[Short task]
Find the word "subtitle" in the material below and gather every line that contains it.

:: Data for the task

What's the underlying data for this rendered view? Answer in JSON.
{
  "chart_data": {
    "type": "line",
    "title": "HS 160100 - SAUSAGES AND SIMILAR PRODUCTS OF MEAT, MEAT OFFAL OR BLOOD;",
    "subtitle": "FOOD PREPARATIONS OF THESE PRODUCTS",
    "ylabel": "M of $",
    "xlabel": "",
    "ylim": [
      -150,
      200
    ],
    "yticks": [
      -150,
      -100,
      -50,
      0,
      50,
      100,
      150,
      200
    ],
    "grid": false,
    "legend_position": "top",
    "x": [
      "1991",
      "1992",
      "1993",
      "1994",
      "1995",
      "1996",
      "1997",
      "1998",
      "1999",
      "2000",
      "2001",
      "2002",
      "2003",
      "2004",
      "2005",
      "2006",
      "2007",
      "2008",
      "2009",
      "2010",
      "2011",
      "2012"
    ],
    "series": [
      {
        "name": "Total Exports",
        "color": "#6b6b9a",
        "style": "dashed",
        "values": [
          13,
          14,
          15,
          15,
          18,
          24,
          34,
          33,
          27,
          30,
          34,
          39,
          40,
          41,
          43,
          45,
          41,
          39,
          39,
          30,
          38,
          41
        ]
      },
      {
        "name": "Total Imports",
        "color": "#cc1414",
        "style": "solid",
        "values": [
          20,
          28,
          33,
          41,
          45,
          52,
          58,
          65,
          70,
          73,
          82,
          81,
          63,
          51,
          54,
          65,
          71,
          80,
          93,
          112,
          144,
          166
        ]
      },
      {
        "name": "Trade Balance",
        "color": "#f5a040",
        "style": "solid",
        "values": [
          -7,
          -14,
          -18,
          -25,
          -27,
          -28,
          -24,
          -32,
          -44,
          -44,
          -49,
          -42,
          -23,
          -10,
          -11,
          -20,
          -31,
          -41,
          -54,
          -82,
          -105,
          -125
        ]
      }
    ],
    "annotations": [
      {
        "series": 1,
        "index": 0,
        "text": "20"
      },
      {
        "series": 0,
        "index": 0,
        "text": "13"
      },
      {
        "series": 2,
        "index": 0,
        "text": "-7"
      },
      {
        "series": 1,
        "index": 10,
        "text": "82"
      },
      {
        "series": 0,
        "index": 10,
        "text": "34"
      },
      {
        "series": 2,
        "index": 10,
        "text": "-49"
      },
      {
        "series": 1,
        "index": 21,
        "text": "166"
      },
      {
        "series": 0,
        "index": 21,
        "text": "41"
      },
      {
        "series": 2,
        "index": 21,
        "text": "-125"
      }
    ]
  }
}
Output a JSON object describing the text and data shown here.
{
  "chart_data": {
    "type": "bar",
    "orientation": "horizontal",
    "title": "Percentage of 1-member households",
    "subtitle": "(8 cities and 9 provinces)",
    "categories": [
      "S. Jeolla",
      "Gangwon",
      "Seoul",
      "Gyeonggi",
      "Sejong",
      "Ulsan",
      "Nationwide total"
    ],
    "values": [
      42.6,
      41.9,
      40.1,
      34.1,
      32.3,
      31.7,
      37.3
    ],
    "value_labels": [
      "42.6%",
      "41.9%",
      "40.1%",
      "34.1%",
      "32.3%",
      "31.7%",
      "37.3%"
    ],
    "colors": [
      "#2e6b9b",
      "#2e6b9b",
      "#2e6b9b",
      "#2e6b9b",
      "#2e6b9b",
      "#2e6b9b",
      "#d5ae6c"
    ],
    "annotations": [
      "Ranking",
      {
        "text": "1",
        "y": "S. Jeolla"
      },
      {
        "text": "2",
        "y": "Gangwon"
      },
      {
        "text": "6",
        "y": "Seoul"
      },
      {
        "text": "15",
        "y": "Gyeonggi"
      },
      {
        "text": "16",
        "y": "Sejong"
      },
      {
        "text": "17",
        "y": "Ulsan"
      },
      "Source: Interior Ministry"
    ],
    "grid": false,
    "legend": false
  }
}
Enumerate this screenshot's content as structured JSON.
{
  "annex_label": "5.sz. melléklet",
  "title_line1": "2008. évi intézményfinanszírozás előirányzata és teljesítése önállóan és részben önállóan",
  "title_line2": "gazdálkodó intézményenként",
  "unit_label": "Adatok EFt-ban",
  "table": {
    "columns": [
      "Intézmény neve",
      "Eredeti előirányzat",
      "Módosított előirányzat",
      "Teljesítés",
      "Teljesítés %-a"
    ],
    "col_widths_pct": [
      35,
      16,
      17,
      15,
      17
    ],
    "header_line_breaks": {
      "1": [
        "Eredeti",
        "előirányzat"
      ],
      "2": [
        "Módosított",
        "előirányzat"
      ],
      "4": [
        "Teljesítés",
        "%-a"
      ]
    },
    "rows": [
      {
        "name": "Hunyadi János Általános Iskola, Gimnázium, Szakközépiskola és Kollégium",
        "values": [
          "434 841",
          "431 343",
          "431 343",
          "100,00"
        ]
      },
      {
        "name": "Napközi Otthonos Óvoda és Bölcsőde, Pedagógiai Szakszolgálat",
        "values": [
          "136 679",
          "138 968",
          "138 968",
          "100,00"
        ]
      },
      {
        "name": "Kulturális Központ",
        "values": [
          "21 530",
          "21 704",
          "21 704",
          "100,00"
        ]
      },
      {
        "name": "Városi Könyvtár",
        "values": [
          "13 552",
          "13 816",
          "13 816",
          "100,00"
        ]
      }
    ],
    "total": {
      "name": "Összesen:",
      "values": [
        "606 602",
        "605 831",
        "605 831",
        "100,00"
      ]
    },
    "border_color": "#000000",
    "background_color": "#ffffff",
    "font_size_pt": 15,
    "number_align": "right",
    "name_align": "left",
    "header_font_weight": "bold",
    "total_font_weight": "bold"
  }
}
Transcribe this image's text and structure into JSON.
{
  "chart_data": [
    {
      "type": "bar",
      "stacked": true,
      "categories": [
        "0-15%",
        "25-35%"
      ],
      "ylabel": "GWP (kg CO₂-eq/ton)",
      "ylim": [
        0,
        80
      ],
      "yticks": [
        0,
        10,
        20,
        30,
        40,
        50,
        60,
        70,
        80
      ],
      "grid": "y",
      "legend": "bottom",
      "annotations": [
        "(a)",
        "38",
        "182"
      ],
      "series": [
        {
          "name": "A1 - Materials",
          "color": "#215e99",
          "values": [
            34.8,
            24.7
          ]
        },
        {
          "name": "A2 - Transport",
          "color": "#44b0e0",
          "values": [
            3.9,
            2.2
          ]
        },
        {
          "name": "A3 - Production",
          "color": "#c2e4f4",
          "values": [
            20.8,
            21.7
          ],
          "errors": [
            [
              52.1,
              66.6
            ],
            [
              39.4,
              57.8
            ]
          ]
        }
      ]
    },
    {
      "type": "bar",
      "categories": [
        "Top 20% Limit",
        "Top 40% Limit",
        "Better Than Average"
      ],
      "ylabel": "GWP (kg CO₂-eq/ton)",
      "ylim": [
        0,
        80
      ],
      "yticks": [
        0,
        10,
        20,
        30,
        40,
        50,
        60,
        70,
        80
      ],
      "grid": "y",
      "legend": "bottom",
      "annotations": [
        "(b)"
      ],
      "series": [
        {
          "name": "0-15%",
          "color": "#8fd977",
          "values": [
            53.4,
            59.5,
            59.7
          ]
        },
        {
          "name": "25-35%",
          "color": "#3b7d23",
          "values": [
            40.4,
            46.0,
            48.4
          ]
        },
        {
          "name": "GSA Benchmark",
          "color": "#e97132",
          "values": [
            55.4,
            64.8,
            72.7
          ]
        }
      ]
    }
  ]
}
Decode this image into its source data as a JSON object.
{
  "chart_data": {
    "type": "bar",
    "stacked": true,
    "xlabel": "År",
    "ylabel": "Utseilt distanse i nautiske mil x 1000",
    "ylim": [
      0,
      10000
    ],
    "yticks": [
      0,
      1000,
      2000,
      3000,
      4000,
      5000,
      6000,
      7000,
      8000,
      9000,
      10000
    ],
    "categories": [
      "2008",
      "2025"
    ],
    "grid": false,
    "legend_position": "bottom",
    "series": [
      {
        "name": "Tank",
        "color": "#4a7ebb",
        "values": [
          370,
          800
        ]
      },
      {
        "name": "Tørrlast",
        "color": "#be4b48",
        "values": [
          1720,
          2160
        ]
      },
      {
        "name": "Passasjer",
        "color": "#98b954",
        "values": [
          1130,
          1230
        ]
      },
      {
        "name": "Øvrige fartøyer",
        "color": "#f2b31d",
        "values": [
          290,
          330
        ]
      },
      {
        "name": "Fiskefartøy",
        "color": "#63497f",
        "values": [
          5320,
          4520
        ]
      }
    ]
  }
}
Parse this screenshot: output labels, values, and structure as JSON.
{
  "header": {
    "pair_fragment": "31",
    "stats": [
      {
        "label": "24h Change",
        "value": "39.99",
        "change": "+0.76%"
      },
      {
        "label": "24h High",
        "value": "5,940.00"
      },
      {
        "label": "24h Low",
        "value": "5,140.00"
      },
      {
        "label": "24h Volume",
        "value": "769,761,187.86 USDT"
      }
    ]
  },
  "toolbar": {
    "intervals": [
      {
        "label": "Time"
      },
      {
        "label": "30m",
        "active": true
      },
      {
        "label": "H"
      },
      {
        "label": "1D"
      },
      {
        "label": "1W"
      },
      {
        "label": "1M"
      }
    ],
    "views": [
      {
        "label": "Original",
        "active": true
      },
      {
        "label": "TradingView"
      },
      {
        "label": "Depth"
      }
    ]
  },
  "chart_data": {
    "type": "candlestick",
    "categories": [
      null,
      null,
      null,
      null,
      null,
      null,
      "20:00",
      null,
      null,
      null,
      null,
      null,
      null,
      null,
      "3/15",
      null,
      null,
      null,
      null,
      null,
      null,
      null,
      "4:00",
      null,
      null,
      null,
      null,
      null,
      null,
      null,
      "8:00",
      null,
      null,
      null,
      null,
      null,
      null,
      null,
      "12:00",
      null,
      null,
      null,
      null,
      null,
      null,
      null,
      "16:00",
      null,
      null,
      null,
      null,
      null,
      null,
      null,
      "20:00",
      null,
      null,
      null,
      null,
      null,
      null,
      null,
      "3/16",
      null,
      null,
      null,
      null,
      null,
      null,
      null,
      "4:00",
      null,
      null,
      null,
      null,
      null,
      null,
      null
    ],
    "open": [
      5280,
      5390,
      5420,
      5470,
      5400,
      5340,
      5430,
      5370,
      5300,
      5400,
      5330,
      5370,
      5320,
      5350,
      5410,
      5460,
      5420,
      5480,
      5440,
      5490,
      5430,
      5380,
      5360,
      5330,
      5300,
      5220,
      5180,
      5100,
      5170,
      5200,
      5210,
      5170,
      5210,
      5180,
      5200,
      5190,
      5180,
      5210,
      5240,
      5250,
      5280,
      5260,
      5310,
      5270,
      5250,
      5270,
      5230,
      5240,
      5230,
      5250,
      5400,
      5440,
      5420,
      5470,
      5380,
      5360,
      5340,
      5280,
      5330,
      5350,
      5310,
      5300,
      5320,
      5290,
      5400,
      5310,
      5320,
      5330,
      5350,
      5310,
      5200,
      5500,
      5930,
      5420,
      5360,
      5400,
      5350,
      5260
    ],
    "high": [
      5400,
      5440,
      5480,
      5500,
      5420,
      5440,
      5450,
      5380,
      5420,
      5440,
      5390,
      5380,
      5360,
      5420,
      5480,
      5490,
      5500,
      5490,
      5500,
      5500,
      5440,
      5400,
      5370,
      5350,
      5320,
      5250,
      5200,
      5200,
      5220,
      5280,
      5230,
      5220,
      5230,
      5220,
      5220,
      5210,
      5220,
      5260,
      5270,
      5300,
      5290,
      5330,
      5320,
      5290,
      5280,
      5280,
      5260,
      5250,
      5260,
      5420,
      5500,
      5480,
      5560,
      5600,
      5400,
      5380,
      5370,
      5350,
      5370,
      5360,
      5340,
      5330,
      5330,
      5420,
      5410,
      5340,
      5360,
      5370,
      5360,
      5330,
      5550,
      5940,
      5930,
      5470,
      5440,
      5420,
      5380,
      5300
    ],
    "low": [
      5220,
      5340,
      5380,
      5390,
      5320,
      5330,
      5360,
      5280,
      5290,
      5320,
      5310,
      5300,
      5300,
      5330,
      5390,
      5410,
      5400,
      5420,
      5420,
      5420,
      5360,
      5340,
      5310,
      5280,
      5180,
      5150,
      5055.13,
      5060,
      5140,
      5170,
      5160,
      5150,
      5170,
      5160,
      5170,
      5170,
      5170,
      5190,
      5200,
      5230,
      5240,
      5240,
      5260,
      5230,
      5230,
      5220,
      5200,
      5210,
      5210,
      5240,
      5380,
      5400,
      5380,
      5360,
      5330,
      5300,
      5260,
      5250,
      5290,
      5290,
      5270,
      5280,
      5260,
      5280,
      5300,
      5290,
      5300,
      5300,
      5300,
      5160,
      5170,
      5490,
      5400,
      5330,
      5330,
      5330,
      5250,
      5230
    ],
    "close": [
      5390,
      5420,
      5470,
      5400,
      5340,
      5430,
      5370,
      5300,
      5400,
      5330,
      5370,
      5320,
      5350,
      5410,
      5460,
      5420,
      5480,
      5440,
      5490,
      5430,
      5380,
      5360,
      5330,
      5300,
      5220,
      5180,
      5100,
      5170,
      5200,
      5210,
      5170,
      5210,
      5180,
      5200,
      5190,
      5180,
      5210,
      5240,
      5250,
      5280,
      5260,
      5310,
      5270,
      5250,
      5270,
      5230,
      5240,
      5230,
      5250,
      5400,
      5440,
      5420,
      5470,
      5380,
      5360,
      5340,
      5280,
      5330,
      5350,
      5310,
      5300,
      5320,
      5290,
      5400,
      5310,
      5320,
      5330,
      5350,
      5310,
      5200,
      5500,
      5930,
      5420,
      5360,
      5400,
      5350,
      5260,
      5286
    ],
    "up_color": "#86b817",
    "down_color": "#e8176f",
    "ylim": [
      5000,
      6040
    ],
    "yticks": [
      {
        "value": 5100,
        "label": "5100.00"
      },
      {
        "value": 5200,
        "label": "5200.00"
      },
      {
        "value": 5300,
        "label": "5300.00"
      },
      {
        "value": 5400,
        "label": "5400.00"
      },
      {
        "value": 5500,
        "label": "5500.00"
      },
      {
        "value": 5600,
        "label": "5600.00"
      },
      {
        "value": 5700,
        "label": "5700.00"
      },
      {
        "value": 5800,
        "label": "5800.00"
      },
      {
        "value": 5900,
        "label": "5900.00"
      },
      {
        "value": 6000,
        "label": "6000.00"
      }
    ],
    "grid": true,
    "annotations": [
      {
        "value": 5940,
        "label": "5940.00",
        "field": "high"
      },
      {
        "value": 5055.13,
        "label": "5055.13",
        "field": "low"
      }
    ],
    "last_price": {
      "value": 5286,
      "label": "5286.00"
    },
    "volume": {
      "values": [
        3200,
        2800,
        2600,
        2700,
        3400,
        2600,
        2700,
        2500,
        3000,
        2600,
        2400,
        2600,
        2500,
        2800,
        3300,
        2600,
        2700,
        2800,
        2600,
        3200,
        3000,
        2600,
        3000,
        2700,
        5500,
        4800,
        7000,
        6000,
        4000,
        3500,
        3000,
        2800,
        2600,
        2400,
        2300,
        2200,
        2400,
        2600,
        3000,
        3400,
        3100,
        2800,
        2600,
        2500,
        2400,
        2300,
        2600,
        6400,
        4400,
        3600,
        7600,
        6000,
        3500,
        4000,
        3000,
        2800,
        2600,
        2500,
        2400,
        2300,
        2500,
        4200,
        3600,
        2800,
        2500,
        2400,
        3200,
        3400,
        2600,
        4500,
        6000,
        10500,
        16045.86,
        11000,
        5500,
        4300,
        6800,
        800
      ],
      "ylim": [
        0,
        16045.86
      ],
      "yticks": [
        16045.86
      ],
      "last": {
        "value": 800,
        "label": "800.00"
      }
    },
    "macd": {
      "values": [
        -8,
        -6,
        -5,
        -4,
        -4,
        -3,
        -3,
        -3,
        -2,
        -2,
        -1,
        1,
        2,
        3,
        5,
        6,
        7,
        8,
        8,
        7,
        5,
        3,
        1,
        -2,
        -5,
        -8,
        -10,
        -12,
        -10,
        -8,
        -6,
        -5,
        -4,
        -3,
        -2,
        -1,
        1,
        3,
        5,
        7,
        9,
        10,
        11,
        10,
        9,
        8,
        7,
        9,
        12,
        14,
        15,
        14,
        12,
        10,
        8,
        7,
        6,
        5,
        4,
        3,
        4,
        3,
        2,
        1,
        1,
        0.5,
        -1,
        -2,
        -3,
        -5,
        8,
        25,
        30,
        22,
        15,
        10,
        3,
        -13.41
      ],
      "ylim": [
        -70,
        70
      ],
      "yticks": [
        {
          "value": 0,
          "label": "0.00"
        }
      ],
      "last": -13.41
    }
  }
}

::::

[Result]
    "subtitle": "FOOD PREPARATIONS OF THESE PRODUCTS",
    "subtitle": "(8 cities and 9 provinces)",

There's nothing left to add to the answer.